◆ GIVEN EXERCISE
Write out all of the lines below, exactly and completely.

Figure dataset records:
---
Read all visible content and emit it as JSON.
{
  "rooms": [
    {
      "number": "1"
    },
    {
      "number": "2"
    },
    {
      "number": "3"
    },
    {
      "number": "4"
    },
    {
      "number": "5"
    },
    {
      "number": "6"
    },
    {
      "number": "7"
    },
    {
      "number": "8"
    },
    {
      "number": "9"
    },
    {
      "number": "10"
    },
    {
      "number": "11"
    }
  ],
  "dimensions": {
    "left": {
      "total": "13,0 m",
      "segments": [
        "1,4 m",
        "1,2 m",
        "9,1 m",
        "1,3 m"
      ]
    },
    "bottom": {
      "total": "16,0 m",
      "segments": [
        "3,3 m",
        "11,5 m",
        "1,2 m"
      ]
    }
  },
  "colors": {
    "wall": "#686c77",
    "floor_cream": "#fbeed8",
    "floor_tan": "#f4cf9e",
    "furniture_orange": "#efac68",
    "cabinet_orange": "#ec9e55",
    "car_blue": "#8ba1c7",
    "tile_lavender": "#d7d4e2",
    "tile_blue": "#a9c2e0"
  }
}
---
◆ OUTPUT FOR THIS EXERCISE
Read all visible content and emit it as JSON.
{
  "rooms": [
    {
      "number": "1"
    },
    {
      "number": "2"
    },
    {
      "number": "3"
    },
    {
      "number": "4"
    },
    {
      "number": "5"
    },
    {
      "number": "6"
    },
    {
      "number": "7"
    },
    {
      "number": "8"
    },
    {
      "number": "9"
    },
    {
      "number": "10"
    },
    {
      "number": "11"
    }
  ],
  "dimensions": {
    "left": {
      "total": "13,0 m",
      "segments": [
        "1,4 m",
        "1,2 m",
        "9,1 m",
        "1,3 m"
      ]
    },
    "bottom": {
      "total": "16,0 m",
      "segments": [
        "3,3 m",
        "11,5 m",
        "1,2 m"
      ]
    }
  },
  "colors": {
    "wall": "#686c77",
    "floor_cream": "#fbeed8",
    "floor_tan": "#f4cf9e",
    "furniture_orange": "#efac68",
    "cabinet_orange": "#ec9e55",
    "car_blue": "#8ba1c7",
    "tile_lavender": "#d7d4e2",
    "tile_blue": "#a9c2e0"
  }
}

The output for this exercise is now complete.